» To be done
Below are the entries; state how many of their lines contain the string "Prevalence", and nothing more.
● ● ● ●
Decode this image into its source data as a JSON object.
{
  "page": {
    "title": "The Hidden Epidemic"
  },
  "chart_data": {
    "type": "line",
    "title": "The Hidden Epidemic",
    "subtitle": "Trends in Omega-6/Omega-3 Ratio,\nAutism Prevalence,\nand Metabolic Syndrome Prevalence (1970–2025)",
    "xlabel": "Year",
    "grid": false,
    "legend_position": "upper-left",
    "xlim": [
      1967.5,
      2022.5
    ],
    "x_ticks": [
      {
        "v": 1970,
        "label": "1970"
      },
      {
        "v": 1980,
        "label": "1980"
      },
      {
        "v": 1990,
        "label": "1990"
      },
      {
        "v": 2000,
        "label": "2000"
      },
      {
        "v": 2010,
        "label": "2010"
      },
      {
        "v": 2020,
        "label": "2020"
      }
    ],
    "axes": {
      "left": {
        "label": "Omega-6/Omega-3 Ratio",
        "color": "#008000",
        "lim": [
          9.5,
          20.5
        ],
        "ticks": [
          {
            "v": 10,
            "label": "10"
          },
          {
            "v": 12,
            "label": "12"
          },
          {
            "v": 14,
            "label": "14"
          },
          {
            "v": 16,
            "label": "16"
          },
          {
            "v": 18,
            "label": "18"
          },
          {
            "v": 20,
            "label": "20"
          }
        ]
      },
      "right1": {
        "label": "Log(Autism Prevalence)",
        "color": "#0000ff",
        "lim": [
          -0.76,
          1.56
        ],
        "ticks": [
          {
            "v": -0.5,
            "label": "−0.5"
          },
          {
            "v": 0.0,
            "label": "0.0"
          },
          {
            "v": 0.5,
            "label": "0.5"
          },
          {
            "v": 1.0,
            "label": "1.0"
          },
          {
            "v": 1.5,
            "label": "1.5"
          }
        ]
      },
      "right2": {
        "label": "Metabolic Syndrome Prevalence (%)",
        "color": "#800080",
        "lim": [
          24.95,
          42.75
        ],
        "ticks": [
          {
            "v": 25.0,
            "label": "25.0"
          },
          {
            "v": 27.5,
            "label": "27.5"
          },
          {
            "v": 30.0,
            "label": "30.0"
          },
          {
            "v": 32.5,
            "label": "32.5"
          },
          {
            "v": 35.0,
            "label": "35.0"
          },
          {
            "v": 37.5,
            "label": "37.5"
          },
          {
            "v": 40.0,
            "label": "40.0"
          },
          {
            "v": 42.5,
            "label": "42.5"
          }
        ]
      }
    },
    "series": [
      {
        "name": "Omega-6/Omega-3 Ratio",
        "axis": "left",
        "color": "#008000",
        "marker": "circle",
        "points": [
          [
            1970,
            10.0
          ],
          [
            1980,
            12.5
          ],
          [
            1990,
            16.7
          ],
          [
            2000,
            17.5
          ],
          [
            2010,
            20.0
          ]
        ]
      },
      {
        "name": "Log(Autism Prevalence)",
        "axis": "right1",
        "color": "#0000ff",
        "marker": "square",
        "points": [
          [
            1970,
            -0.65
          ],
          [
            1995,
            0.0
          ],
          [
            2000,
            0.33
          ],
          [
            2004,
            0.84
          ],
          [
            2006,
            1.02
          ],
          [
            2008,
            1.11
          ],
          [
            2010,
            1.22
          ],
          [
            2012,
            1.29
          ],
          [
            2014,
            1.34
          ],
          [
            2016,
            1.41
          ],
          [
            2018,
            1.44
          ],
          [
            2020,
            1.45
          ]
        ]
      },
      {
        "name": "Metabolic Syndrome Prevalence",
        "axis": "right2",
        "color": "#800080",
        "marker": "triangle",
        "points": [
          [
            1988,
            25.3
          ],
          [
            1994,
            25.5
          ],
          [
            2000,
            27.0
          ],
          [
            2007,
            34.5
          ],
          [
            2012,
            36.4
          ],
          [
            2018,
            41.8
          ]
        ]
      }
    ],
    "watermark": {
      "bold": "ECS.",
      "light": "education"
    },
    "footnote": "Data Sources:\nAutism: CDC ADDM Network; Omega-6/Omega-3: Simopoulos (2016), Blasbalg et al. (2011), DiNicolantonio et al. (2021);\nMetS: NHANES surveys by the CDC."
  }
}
● ● ● ●
» Task output
5